- **Written exercise**
Pick out each line containing the string "warst".

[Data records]

** START **

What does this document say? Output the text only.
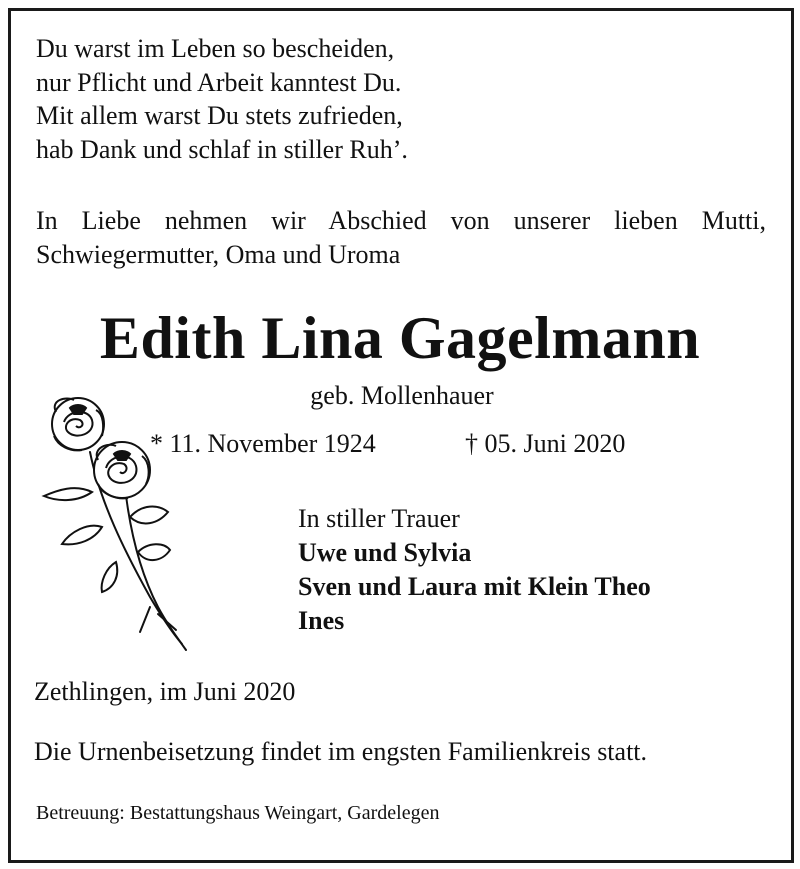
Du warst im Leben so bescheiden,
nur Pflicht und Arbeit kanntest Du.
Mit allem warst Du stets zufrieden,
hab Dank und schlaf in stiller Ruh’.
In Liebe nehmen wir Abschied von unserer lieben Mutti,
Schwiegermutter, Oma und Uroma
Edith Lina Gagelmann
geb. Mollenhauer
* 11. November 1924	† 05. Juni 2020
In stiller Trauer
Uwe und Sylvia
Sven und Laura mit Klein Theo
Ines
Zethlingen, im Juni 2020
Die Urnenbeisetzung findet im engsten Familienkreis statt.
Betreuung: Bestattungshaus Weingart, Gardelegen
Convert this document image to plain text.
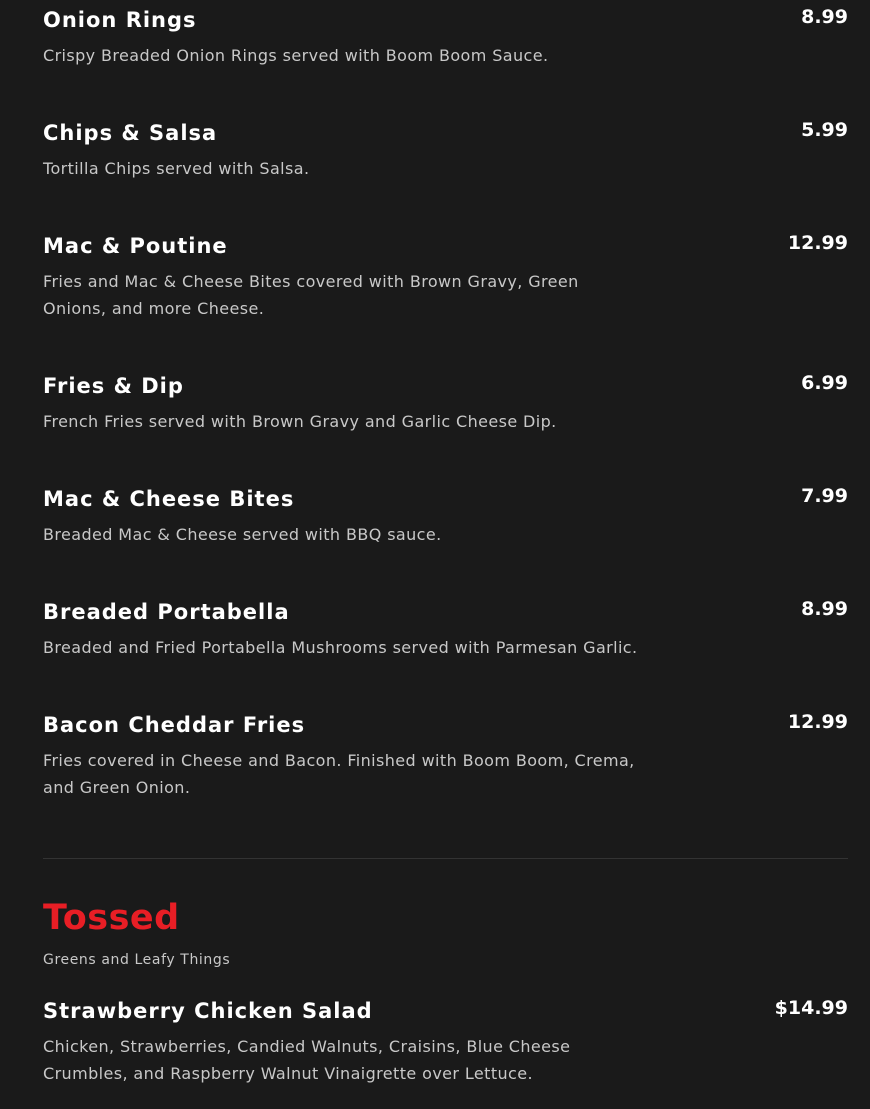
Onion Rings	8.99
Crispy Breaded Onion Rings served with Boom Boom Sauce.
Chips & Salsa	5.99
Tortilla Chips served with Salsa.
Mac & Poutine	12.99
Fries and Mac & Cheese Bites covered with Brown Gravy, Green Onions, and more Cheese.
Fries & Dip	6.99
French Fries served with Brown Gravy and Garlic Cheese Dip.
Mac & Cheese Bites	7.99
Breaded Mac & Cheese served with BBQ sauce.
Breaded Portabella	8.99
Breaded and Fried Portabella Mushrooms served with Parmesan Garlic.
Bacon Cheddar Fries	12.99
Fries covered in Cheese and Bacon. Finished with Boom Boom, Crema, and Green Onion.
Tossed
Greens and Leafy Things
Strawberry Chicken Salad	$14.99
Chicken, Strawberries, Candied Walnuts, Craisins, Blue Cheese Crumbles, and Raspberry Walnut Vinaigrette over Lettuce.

** END **

- **Full output**
Du warst im Leben so bescheiden,
Mit allem warst Du stets zufrieden,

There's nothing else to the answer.